* The records *
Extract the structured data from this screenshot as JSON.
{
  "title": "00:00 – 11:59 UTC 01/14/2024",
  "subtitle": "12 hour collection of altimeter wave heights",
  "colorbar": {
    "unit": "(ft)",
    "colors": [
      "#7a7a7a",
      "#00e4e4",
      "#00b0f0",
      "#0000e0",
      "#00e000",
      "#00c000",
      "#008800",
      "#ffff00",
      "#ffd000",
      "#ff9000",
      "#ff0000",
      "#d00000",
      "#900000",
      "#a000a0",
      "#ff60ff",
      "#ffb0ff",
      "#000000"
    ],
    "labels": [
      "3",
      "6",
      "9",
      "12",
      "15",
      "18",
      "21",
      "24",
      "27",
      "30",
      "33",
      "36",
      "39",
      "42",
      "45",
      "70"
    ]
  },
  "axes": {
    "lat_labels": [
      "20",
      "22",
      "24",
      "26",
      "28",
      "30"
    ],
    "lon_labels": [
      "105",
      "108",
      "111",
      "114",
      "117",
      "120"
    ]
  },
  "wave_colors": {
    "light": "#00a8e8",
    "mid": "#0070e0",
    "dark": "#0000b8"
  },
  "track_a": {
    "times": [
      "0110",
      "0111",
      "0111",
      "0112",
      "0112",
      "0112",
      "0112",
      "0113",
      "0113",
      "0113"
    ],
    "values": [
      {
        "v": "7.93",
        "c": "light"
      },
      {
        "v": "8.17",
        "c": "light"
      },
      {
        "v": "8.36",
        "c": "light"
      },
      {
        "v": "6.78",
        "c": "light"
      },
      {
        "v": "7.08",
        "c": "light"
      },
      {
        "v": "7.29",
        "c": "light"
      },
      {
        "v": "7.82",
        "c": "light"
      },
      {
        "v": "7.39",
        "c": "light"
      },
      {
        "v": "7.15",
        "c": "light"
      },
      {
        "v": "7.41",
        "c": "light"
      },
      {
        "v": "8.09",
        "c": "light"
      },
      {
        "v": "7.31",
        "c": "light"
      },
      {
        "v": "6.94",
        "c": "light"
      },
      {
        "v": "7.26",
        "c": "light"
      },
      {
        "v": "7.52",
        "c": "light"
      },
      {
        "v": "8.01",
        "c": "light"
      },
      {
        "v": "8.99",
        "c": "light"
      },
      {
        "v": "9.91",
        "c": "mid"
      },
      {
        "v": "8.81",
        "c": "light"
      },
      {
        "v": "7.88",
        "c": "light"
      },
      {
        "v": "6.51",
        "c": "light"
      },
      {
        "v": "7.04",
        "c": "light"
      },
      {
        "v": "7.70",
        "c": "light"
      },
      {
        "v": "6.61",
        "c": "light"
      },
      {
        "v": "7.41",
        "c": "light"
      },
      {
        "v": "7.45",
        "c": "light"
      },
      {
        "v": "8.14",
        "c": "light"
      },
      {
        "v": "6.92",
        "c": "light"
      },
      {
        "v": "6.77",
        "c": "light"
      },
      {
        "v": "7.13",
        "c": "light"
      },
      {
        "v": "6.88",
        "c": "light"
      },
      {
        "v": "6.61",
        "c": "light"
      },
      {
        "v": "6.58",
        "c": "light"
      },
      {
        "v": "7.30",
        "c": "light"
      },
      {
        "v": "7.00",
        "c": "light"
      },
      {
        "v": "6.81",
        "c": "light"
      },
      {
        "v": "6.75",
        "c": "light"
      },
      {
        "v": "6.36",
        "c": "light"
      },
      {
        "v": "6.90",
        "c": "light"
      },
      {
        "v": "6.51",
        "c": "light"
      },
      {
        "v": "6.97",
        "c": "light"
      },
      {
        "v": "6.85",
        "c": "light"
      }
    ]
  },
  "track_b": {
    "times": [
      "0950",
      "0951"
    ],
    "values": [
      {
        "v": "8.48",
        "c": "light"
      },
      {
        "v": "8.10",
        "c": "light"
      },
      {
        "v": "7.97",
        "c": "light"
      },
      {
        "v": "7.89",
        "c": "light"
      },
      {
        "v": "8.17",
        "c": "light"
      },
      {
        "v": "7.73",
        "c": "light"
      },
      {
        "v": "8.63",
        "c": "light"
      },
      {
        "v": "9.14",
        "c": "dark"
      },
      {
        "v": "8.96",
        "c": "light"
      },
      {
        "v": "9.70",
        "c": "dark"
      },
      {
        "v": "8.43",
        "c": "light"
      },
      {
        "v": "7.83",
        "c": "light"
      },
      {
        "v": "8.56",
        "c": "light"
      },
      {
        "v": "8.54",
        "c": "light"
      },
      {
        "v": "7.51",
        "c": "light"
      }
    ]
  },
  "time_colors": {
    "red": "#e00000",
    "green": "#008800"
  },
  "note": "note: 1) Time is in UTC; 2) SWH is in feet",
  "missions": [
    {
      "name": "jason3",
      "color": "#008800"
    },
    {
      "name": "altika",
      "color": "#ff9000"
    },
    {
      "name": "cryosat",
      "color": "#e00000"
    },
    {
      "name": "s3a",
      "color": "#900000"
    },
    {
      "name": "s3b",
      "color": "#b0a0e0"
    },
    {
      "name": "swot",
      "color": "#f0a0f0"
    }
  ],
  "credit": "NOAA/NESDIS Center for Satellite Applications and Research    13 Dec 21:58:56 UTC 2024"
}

* Requirement *
Restate the whole listing exactly.

* Output *
Extract the structured data from this screenshot as JSON.
{
  "title": "00:00 – 11:59 UTC 01/14/2024",
  "subtitle": "12 hour collection of altimeter wave heights",
  "colorbar": {
    "unit": "(ft)",
    "colors": [
      "#7a7a7a",
      "#00e4e4",
      "#00b0f0",
      "#0000e0",
      "#00e000",
      "#00c000",
      "#008800",
      "#ffff00",
      "#ffd000",
      "#ff9000",
      "#ff0000",
      "#d00000",
      "#900000",
      "#a000a0",
      "#ff60ff",
      "#ffb0ff",
      "#000000"
    ],
    "labels": [
      "3",
      "6",
      "9",
      "12",
      "15",
      "18",
      "21",
      "24",
      "27",
      "30",
      "33",
      "36",
      "39",
      "42",
      "45",
      "70"
    ]
  },
  "axes": {
    "lat_labels": [
      "20",
      "22",
      "24",
      "26",
      "28",
      "30"
    ],
    "lon_labels": [
      "105",
      "108",
      "111",
      "114",
      "117",
      "120"
    ]
  },
  "wave_colors": {
    "light": "#00a8e8",
    "mid": "#0070e0",
    "dark": "#0000b8"
  },
  "track_a": {
    "times": [
      "0110",
      "0111",
      "0111",
      "0112",
      "0112",
      "0112",
      "0112",
      "0113",
      "0113",
      "0113"
    ],
    "values": [
      {
        "v": "7.93",
        "c": "light"
      },
      {
        "v": "8.17",
        "c": "light"
      },
      {
        "v": "8.36",
        "c": "light"
      },
      {
        "v": "6.78",
        "c": "light"
      },
      {
        "v": "7.08",
        "c": "light"
      },
      {
        "v": "7.29",
        "c": "light"
      },
      {
        "v": "7.82",
        "c": "light"
      },
      {
        "v": "7.39",
        "c": "light"
      },
      {
        "v": "7.15",
        "c": "light"
      },
      {
        "v": "7.41",
        "c": "light"
      },
      {
        "v": "8.09",
        "c": "light"
      },
      {
        "v": "7.31",
        "c": "light"
      },
      {
        "v": "6.94",
        "c": "light"
      },
      {
        "v": "7.26",
        "c": "light"
      },
      {
        "v": "7.52",
        "c": "light"
      },
      {
        "v": "8.01",
        "c": "light"
      },
      {
        "v": "8.99",
        "c": "light"
      },
      {
        "v": "9.91",
        "c": "mid"
      },
      {
        "v": "8.81",
        "c": "light"
      },
      {
        "v": "7.88",
        "c": "light"
      },
      {
        "v": "6.51",
        "c": "light"
      },
      {
        "v": "7.04",
        "c": "light"
      },
      {
        "v": "7.70",
        "c": "light"
      },
      {
        "v": "6.61",
        "c": "light"
      },
      {
        "v": "7.41",
        "c": "light"
      },
      {
        "v": "7.45",
        "c": "light"
      },
      {
        "v": "8.14",
        "c": "light"
      },
      {
        "v": "6.92",
        "c": "light"
      },
      {
        "v": "6.77",
        "c": "light"
      },
      {
        "v": "7.13",
        "c": "light"
      },
      {
        "v": "6.88",
        "c": "light"
      },
      {
        "v": "6.61",
        "c": "light"
      },
      {
        "v": "6.58",
        "c": "light"
      },
      {
        "v": "7.30",
        "c": "light"
      },
      {
        "v": "7.00",
        "c": "light"
      },
      {
        "v": "6.81",
        "c": "light"
      },
      {
        "v": "6.75",
        "c": "light"
      },
      {
        "v": "6.36",
        "c": "light"
      },
      {
        "v": "6.90",
        "c": "light"
      },
      {
        "v": "6.51",
        "c": "light"
      },
      {
        "v": "6.97",
        "c": "light"
      },
      {
        "v": "6.85",
        "c": "light"
      }
    ]
  },
  "track_b": {
    "times": [
      "0950",
      "0951"
    ],
    "values": [
      {
        "v": "8.48",
        "c": "light"
      },
      {
        "v": "8.10",
        "c": "light"
      },
      {
        "v": "7.97",
        "c": "light"
      },
      {
        "v": "7.89",
        "c": "light"
      },
      {
        "v": "8.17",
        "c": "light"
      },
      {
        "v": "7.73",
        "c": "light"
      },
      {
        "v": "8.63",
        "c": "light"
      },
      {
        "v": "9.14",
        "c": "dark"
      },
      {
        "v": "8.96",
        "c": "light"
      },
      {
        "v": "9.70",
        "c": "dark"
      },
      {
        "v": "8.43",
        "c": "light"
      },
      {
        "v": "7.83",
        "c": "light"
      },
      {
        "v": "8.56",
        "c": "light"
      },
      {
        "v": "8.54",
        "c": "light"
      },
      {
        "v": "7.51",
        "c": "light"
      }
    ]
  },
  "time_colors": {
    "red": "#e00000",
    "green": "#008800"
  },
  "note": "note: 1) Time is in UTC; 2) SWH is in feet",
  "missions": [
    {
      "name": "jason3",
      "color": "#008800"
    },
    {
      "name": "altika",
      "color": "#ff9000"
    },
    {
      "name": "cryosat",
      "color": "#e00000"
    },
    {
      "name": "s3a",
      "color": "#900000"
    },
    {
      "name": "s3b",
      "color": "#b0a0e0"
    },
    {
      "name": "swot",
      "color": "#f0a0f0"
    }
  ],
  "credit": "NOAA/NESDIS Center for Satellite Applications and Research    13 Dec 21:58:56 UTC 2024"
}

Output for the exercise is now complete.